— START OF PROVIDED DATA —

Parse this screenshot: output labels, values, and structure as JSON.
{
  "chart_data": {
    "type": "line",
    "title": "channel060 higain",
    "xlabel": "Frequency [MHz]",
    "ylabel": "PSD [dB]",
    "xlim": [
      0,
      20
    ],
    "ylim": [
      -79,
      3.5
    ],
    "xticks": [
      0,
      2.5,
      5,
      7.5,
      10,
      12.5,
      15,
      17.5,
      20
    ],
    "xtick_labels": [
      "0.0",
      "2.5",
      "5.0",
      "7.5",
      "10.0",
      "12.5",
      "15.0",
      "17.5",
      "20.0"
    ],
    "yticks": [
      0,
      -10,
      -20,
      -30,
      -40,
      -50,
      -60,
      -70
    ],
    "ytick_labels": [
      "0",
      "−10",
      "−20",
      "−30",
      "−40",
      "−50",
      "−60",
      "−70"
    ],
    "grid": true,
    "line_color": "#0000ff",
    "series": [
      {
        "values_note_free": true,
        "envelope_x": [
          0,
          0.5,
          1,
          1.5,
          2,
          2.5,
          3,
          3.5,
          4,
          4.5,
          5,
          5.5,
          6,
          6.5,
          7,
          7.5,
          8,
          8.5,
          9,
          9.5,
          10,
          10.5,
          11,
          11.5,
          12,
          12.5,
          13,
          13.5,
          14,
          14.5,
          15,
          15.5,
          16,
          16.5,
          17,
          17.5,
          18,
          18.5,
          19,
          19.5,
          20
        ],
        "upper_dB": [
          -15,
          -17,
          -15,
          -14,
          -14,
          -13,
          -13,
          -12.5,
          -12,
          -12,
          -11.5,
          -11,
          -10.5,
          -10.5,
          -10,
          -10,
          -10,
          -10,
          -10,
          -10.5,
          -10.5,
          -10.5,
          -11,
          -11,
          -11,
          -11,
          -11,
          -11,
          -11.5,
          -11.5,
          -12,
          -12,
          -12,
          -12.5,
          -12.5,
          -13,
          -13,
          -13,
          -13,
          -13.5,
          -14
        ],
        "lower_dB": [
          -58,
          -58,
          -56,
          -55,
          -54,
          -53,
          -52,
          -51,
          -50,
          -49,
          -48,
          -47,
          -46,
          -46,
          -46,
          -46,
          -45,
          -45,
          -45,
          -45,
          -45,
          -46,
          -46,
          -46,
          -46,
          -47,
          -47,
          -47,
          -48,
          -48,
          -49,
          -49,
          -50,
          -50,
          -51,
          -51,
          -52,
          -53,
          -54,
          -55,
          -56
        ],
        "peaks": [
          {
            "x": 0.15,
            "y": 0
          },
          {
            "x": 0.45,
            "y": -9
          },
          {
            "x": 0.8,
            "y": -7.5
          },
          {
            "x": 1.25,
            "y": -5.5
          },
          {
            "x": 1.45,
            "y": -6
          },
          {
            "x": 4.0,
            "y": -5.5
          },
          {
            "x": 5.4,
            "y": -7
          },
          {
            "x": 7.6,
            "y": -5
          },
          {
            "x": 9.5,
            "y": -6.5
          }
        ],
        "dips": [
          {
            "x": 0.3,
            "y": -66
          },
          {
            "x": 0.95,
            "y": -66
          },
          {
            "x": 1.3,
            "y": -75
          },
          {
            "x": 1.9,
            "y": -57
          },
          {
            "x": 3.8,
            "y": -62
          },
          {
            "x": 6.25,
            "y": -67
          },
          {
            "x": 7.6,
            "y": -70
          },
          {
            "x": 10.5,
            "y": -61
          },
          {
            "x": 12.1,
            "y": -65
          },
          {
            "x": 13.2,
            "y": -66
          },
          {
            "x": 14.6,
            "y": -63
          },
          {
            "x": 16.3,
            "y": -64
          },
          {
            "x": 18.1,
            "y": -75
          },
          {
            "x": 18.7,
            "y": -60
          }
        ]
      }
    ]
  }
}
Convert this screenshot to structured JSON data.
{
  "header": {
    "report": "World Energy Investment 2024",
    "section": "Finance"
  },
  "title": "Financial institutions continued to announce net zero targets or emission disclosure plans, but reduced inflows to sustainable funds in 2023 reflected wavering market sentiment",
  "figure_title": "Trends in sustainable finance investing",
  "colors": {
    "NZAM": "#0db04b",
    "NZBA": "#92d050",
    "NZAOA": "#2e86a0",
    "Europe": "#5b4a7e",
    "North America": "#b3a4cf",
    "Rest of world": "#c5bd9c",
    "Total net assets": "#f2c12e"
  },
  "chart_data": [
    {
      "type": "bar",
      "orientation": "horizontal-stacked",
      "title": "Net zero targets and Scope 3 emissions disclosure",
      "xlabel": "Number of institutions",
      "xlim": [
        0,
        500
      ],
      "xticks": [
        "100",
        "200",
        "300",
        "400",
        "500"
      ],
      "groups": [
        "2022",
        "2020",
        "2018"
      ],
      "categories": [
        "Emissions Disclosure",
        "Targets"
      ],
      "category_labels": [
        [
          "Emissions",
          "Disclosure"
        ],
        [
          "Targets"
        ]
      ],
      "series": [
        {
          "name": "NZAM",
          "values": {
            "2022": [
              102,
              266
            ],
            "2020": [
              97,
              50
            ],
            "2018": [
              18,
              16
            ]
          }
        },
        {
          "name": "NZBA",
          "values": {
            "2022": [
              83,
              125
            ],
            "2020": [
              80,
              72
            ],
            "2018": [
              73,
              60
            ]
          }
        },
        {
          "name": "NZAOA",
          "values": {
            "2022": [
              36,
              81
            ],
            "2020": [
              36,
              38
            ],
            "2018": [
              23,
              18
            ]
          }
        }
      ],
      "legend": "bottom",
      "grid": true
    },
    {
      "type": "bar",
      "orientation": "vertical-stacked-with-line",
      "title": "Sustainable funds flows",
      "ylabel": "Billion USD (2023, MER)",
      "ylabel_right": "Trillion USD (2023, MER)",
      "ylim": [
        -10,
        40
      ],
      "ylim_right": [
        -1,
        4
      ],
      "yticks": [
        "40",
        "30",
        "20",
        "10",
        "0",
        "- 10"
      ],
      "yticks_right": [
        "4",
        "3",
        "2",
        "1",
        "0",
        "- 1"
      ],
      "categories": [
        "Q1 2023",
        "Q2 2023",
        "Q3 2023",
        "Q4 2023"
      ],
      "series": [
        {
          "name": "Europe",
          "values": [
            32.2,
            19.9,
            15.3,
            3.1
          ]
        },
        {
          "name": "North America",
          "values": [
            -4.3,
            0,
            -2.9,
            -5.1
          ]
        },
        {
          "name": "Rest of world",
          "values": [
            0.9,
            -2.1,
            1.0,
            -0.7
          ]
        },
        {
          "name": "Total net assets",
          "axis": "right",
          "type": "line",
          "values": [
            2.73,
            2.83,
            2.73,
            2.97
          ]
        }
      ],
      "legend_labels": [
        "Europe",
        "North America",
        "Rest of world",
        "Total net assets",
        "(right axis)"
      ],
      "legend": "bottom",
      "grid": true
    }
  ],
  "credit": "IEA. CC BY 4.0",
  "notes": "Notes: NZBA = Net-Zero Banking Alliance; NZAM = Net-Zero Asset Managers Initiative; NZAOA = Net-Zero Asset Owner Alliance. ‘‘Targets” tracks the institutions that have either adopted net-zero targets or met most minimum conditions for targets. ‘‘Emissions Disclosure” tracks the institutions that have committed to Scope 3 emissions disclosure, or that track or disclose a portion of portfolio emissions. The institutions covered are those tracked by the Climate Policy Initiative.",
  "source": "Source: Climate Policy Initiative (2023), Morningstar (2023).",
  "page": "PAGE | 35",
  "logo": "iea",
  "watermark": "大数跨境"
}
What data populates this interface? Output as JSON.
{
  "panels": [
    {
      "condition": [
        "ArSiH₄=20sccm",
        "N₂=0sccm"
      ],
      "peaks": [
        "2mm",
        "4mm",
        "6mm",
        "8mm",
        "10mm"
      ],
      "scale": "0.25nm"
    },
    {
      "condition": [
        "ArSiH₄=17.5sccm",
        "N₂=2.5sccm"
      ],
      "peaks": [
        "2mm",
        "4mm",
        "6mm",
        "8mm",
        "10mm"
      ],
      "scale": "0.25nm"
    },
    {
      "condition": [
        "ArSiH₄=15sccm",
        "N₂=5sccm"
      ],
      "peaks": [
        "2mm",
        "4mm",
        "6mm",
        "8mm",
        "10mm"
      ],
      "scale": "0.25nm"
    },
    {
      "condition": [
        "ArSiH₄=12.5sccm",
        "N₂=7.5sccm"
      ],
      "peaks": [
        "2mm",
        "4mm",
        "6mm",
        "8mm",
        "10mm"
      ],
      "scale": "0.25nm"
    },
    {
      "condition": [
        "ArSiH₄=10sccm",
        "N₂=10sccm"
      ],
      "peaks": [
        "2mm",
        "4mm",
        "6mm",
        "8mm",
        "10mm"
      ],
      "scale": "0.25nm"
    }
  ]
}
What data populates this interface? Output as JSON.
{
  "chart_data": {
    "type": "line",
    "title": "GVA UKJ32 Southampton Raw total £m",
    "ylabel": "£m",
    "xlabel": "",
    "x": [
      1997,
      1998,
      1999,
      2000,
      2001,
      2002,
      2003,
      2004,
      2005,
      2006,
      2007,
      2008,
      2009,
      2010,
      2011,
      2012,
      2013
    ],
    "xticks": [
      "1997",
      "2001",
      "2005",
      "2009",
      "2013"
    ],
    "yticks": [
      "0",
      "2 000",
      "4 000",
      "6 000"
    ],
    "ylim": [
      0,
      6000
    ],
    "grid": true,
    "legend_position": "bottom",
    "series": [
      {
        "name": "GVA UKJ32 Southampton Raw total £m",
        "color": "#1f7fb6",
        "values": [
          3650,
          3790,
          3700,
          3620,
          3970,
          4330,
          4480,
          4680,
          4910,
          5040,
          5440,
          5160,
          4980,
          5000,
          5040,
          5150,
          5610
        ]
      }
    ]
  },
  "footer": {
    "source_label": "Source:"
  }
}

— END OF PROVIDED DATA —

TASK TO COMPLETE: Determine how many lines of the records above contain the word "Initiative", and report only that number.

EXERCISE RESPONSE: 2